| Trecho |
>>>

Ao valorizar a cena negra que
vislumbrei, procuro não estar sendo guiado pelo desejo de encontrar nela um
segundo termo dialético a partir da experiência branca, um pólo negativo que
antecede uma síntese de valores humanos num futuro próximo onde a condição de
raça terá sido aniquilada (e talvez onde os privilegiados poderão novamente
reinar triunfantes), um lado irracional e sensível relativizado pelo
racionalismo branco. Como lembra Frantz Fanon (2008, p. 118): “Para os brancos
(...), os negros asseguram a confiança na humanidade. Quando os brancos se sentem
mecanizados demais, voltam-se para os homens de cor e lhes pedem um pouco de
nutrientes humanos”. Espero olhar para a singularidade deste trabalho não sob o
ponto de vista do que ele possa dar ao teatro que vimos construindo até aqui, mas
enquanto desestabilização dessa experiência, como proposição de uma nova cena e
um novo modo de estarmos juntos. A cena negra não vem para melhorar a cena
branca, mas para mostrar que essa não foi uma experiência feliz. E embora
muitos insistam em recusar, em negar essa verdade trazida por esses artistas em
sua “aparição” sobre a cena, embora um teatro alheio a tais revelações continue
insistindo em sobreviver, essa cortina semiaberta, a meu ver, aponta para o
futuro, um futuro que só pode ser negro. [6]
O teatro negro contemporâneo (e
também a dança) se estabelece na encruzilhada entre a cena (espaço branco,
europeu, local de reprodução e da produção de mundos) e a realidade, a história
a partir da qual se dá o seu florescimento. Não é apenas a necessidade de uma
nova lógica na ocupação desses espaços privilegiados de visibilidade que as
obras desses artistas faz ver, mas uma nova forma de ocupar e de compartilhar o
mundo. É um mundo claro demais, esclarecido demais, iluminado demais que
precisa ruir.
Quando, em 2016, o grupo de performers
invade o teatro e me interpela, torna-se evidente, para mim, algo que o
filósofo inglês J. L. Austin (1911-1960) abordou em seu livro How to do things with words, de 1962:
que algumas enunciações, mais do que declarar ou descrever uma realidade,
constituem em si uma ação (ou parte de uma ação). São os casos dos enunciados
performativos, quando dizer algo é fazer algo. Ao ordenar que eu fique, que eu
me sente, que eu os escute, esses artistas atuaram diretamente sobre minhas
atitudes e as de outros espectadores. A linguagem empregada pelos artistas é
dotada então de uma força, comunica antes um movimento do que um sentido e -
embora Austin (1962, p. 9-10) exclua do performativo as frases ditas em um
contexto ficcional, como um poema ou uma peça de teatro -, naquele momento, as
palavras utilizadas em um ato artístico soaram como ordens e quebraram a minha
inércia e a de muitos outros.

<<<

| Trechos da listagem |
>>>

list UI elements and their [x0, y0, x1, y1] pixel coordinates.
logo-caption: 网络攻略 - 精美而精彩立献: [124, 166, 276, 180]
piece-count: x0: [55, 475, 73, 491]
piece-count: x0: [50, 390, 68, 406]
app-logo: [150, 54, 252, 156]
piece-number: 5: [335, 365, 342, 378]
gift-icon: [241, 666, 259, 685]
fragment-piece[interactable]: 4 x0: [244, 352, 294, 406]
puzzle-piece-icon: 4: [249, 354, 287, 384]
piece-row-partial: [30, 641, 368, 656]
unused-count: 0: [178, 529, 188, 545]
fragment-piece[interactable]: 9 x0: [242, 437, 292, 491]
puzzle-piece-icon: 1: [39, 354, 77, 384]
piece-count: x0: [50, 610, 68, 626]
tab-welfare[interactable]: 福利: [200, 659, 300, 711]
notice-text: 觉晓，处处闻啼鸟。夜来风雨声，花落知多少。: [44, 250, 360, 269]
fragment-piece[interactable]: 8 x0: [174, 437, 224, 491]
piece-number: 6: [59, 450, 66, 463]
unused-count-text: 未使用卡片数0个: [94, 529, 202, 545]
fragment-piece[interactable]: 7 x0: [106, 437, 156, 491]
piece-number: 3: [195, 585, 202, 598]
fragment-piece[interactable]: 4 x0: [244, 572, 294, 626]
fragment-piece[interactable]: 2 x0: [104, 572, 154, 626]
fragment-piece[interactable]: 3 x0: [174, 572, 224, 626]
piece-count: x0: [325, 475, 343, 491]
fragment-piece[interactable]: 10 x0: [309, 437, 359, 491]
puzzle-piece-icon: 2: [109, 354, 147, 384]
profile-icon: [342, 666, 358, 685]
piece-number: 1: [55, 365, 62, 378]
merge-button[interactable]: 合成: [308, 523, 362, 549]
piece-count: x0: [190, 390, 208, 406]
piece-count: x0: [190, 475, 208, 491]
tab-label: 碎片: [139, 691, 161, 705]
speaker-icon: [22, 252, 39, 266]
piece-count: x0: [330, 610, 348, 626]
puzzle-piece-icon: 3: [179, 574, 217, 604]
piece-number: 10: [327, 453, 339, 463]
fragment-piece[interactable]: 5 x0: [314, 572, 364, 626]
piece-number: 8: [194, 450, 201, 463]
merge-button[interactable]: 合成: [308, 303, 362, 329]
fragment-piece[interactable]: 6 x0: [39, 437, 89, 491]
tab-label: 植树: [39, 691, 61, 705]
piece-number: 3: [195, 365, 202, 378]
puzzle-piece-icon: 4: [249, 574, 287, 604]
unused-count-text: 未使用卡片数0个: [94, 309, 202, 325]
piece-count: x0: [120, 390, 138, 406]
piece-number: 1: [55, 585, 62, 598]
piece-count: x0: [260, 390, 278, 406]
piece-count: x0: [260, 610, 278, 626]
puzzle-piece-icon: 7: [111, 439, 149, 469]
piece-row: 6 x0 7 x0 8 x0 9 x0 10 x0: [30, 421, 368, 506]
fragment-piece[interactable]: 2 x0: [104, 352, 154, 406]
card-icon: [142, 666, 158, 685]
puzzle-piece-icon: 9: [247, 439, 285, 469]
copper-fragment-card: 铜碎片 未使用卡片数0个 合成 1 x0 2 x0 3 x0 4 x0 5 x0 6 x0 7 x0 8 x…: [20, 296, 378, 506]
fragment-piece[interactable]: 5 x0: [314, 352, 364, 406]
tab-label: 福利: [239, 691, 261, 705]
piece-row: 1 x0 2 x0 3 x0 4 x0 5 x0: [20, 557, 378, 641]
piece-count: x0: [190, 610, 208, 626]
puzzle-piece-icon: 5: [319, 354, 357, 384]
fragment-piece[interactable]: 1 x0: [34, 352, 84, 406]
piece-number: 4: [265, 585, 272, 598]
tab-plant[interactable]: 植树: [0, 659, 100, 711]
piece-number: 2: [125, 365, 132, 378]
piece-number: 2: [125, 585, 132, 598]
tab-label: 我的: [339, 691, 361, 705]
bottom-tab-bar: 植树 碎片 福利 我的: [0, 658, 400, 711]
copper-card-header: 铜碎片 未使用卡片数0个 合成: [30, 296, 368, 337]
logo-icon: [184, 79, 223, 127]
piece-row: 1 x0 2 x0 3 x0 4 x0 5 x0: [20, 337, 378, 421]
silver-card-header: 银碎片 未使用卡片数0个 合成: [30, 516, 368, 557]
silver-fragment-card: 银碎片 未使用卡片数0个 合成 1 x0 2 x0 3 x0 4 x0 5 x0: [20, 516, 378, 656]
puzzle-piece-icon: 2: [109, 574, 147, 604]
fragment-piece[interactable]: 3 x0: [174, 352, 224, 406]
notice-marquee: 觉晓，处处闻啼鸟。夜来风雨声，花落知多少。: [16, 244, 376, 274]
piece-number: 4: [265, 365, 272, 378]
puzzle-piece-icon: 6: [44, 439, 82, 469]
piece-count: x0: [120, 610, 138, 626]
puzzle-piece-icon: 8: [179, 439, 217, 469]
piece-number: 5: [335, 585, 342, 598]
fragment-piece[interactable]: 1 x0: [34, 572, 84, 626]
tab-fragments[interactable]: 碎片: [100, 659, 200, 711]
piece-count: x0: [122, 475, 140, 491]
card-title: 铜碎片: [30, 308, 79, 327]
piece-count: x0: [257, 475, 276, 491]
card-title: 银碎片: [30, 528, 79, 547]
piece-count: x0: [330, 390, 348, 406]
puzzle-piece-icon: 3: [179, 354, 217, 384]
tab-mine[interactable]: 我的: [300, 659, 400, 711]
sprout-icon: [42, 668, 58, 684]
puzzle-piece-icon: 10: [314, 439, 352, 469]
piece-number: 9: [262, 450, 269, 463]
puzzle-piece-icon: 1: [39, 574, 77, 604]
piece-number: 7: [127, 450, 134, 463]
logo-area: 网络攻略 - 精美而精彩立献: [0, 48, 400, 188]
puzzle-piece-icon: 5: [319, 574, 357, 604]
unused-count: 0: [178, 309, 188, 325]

<<<

| Enunciado |
No trecho sobre o teatro negro, quais são todas as ordens que os artistas dão a quem escreve?

| Resposta esperada |
Que fique, que se sente e que os escute.